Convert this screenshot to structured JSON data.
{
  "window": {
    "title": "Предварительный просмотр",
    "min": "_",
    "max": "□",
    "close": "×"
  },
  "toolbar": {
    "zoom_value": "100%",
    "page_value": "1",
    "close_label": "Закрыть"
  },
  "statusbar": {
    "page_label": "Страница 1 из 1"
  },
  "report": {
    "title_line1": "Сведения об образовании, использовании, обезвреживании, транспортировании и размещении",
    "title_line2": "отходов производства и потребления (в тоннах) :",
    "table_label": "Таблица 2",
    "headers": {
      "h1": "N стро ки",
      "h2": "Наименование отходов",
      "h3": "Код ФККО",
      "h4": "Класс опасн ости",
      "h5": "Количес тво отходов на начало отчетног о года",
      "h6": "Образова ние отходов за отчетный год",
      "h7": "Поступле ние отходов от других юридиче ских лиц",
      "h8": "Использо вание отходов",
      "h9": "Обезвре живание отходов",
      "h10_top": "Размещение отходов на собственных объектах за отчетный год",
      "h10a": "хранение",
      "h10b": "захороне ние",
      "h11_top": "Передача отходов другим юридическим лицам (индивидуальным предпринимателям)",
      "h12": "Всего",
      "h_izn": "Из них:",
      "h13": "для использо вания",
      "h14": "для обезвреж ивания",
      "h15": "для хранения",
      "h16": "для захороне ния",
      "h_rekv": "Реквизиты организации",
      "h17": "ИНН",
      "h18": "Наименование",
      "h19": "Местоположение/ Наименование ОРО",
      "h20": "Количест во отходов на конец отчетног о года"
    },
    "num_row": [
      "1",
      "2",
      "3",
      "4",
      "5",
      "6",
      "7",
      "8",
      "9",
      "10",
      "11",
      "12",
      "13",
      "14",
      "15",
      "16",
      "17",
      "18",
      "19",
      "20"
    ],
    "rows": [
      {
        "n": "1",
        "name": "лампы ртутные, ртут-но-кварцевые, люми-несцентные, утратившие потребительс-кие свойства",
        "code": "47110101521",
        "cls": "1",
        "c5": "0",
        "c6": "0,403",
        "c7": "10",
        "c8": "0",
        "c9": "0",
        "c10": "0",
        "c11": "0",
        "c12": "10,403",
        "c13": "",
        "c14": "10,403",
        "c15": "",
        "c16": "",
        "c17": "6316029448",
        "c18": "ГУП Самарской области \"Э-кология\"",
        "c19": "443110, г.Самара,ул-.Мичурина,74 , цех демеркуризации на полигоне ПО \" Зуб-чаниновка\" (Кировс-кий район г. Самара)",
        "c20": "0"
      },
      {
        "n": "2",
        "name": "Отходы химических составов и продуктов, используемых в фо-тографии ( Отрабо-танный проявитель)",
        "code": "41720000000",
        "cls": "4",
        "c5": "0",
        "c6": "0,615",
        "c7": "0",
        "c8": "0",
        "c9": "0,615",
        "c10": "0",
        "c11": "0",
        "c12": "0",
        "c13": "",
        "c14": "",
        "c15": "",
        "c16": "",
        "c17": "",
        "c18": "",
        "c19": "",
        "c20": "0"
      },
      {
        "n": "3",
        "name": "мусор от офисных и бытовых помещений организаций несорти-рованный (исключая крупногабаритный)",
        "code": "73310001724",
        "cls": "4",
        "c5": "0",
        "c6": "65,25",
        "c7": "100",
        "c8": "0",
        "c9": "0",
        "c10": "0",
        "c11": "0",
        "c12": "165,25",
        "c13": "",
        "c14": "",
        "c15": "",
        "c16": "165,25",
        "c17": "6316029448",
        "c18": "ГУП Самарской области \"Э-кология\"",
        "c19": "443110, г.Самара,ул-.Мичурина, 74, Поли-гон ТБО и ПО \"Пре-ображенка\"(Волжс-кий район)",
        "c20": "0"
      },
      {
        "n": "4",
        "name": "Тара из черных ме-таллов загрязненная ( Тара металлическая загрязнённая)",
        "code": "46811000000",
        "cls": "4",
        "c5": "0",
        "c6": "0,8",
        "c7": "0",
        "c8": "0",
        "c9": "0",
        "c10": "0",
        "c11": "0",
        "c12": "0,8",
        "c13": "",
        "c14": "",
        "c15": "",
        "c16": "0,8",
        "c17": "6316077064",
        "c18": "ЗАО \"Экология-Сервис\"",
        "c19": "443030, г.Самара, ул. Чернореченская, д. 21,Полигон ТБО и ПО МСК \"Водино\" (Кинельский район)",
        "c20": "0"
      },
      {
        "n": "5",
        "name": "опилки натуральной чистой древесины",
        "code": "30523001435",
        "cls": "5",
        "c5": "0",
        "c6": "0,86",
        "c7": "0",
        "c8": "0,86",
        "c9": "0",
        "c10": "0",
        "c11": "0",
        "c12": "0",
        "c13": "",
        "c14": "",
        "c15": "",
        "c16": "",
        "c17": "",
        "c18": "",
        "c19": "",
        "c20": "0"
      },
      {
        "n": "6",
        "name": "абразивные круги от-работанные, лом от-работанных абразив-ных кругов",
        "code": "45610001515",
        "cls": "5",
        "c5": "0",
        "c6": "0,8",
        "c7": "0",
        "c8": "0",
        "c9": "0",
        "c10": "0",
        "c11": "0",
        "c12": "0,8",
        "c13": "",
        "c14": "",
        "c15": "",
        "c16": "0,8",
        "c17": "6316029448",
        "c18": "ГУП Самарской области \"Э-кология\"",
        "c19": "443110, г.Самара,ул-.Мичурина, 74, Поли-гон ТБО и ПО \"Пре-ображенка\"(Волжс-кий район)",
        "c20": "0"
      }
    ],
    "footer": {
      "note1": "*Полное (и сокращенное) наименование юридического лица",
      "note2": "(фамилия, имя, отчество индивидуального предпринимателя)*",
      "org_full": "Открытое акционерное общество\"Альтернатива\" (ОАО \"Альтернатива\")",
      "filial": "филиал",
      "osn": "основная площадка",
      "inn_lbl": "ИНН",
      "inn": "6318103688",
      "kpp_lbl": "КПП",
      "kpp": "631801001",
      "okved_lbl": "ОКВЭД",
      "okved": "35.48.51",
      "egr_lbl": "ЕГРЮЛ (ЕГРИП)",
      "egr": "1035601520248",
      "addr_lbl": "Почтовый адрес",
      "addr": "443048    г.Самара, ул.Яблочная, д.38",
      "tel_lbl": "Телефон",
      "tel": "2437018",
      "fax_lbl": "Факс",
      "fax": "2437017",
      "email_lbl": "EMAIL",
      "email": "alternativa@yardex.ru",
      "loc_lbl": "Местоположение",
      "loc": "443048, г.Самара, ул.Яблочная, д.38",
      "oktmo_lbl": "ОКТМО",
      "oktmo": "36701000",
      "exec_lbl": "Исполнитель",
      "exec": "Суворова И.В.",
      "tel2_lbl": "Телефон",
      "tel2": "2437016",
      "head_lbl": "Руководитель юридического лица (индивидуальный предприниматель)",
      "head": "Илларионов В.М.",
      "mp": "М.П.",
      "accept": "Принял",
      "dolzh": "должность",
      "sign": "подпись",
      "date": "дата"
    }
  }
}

#### [YOUR OBJECTIVE]
Restate the records, all of them, precisely as written.

#### [SOLUTION BELOW]
Convert this screenshot to structured JSON data.
{
  "window": {
    "title": "Предварительный просмотр",
    "min": "_",
    "max": "□",
    "close": "×"
  },
  "toolbar": {
    "zoom_value": "100%",
    "page_value": "1",
    "close_label": "Закрыть"
  },
  "statusbar": {
    "page_label": "Страница 1 из 1"
  },
  "report": {
    "title_line1": "Сведения об образовании, использовании, обезвреживании, транспортировании и размещении",
    "title_line2": "отходов производства и потребления (в тоннах) :",
    "table_label": "Таблица 2",
    "headers": {
      "h1": "N стро ки",
      "h2": "Наименование отходов",
      "h3": "Код ФККО",
      "h4": "Класс опасн ости",
      "h5": "Количес тво отходов на начало отчетног о года",
      "h6": "Образова ние отходов за отчетный год",
      "h7": "Поступле ние отходов от других юридиче ских лиц",
      "h8": "Использо вание отходов",
      "h9": "Обезвре живание отходов",
      "h10_top": "Размещение отходов на собственных объектах за отчетный год",
      "h10a": "хранение",
      "h10b": "захороне ние",
      "h11_top": "Передача отходов другим юридическим лицам (индивидуальным предпринимателям)",
      "h12": "Всего",
      "h_izn": "Из них:",
      "h13": "для использо вания",
      "h14": "для обезвреж ивания",
      "h15": "для хранения",
      "h16": "для захороне ния",
      "h_rekv": "Реквизиты организации",
      "h17": "ИНН",
      "h18": "Наименование",
      "h19": "Местоположение/ Наименование ОРО",
      "h20": "Количест во отходов на конец отчетног о года"
    },
    "num_row": [
      "1",
      "2",
      "3",
      "4",
      "5",
      "6",
      "7",
      "8",
      "9",
      "10",
      "11",
      "12",
      "13",
      "14",
      "15",
      "16",
      "17",
      "18",
      "19",
      "20"
    ],
    "rows": [
      {
        "n": "1",
        "name": "лампы ртутные, ртут-но-кварцевые, люми-несцентные, утратившие потребительс-кие свойства",
        "code": "47110101521",
        "cls": "1",
        "c5": "0",
        "c6": "0,403",
        "c7": "10",
        "c8": "0",
        "c9": "0",
        "c10": "0",
        "c11": "0",
        "c12": "10,403",
        "c13": "",
        "c14": "10,403",
        "c15": "",
        "c16": "",
        "c17": "6316029448",
        "c18": "ГУП Самарской области \"Э-кология\"",
        "c19": "443110, г.Самара,ул-.Мичурина,74 , цех демеркуризации на полигоне ПО \" Зуб-чаниновка\" (Кировс-кий район г. Самара)",
        "c20": "0"
      },
      {
        "n": "2",
        "name": "Отходы химических составов и продуктов, используемых в фо-тографии ( Отрабо-танный проявитель)",
        "code": "41720000000",
        "cls": "4",
        "c5": "0",
        "c6": "0,615",
        "c7": "0",
        "c8": "0",
        "c9": "0,615",
        "c10": "0",
        "c11": "0",
        "c12": "0",
        "c13": "",
        "c14": "",
        "c15": "",
        "c16": "",
        "c17": "",
        "c18": "",
        "c19": "",
        "c20": "0"
      },
      {
        "n": "3",
        "name": "мусор от офисных и бытовых помещений организаций несорти-рованный (исключая крупногабаритный)",
        "code": "73310001724",
        "cls": "4",
        "c5": "0",
        "c6": "65,25",
        "c7": "100",
        "c8": "0",
        "c9": "0",
        "c10": "0",
        "c11": "0",
        "c12": "165,25",
        "c13": "",
        "c14": "",
        "c15": "",
        "c16": "165,25",
        "c17": "6316029448",
        "c18": "ГУП Самарской области \"Э-кология\"",
        "c19": "443110, г.Самара,ул-.Мичурина, 74, Поли-гон ТБО и ПО \"Пре-ображенка\"(Волжс-кий район)",
        "c20": "0"
      },
      {
        "n": "4",
        "name": "Тара из черных ме-таллов загрязненная ( Тара металлическая загрязнённая)",
        "code": "46811000000",
        "cls": "4",
        "c5": "0",
        "c6": "0,8",
        "c7": "0",
        "c8": "0",
        "c9": "0",
        "c10": "0",
        "c11": "0",
        "c12": "0,8",
        "c13": "",
        "c14": "",
        "c15": "",
        "c16": "0,8",
        "c17": "6316077064",
        "c18": "ЗАО \"Экология-Сервис\"",
        "c19": "443030, г.Самара, ул. Чернореченская, д. 21,Полигон ТБО и ПО МСК \"Водино\" (Кинельский район)",
        "c20": "0"
      },
      {
        "n": "5",
        "name": "опилки натуральной чистой древесины",
        "code": "30523001435",
        "cls": "5",
        "c5": "0",
        "c6": "0,86",
        "c7": "0",
        "c8": "0,86",
        "c9": "0",
        "c10": "0",
        "c11": "0",
        "c12": "0",
        "c13": "",
        "c14": "",
        "c15": "",
        "c16": "",
        "c17": "",
        "c18": "",
        "c19": "",
        "c20": "0"
      },
      {
        "n": "6",
        "name": "абразивные круги от-работанные, лом от-работанных абразив-ных кругов",
        "code": "45610001515",
        "cls": "5",
        "c5": "0",
        "c6": "0,8",
        "c7": "0",
        "c8": "0",
        "c9": "0",
        "c10": "0",
        "c11": "0",
        "c12": "0,8",
        "c13": "",
        "c14": "",
        "c15": "",
        "c16": "0,8",
        "c17": "6316029448",
        "c18": "ГУП Самарской области \"Э-кология\"",
        "c19": "443110, г.Самара,ул-.Мичурина, 74, Поли-гон ТБО и ПО \"Пре-ображенка\"(Волжс-кий район)",
        "c20": "0"
      }
    ],
    "footer": {
      "note1": "*Полное (и сокращенное) наименование юридического лица",
      "note2": "(фамилия, имя, отчество индивидуального предпринимателя)*",
      "org_full": "Открытое акционерное общество\"Альтернатива\" (ОАО \"Альтернатива\")",
      "filial": "филиал",
      "osn": "основная площадка",
      "inn_lbl": "ИНН",
      "inn": "6318103688",
      "kpp_lbl": "КПП",
      "kpp": "631801001",
      "okved_lbl": "ОКВЭД",
      "okved": "35.48.51",
      "egr_lbl": "ЕГРЮЛ (ЕГРИП)",
      "egr": "1035601520248",
      "addr_lbl": "Почтовый адрес",
      "addr": "443048    г.Самара, ул.Яблочная, д.38",
      "tel_lbl": "Телефон",
      "tel": "2437018",
      "fax_lbl": "Факс",
      "fax": "2437017",
      "email_lbl": "EMAIL",
      "email": "alternativa@yardex.ru",
      "loc_lbl": "Местоположение",
      "loc": "443048, г.Самара, ул.Яблочная, д.38",
      "oktmo_lbl": "ОКТМО",
      "oktmo": "36701000",
      "exec_lbl": "Исполнитель",
      "exec": "Суворова И.В.",
      "tel2_lbl": "Телефон",
      "tel2": "2437016",
      "head_lbl": "Руководитель юридического лица (индивидуальный предприниматель)",
      "head": "Илларионов В.М.",
      "mp": "М.П.",
      "accept": "Принял",
      "dolzh": "должность",
      "sign": "подпись",
      "date": "дата"
    }
  }
}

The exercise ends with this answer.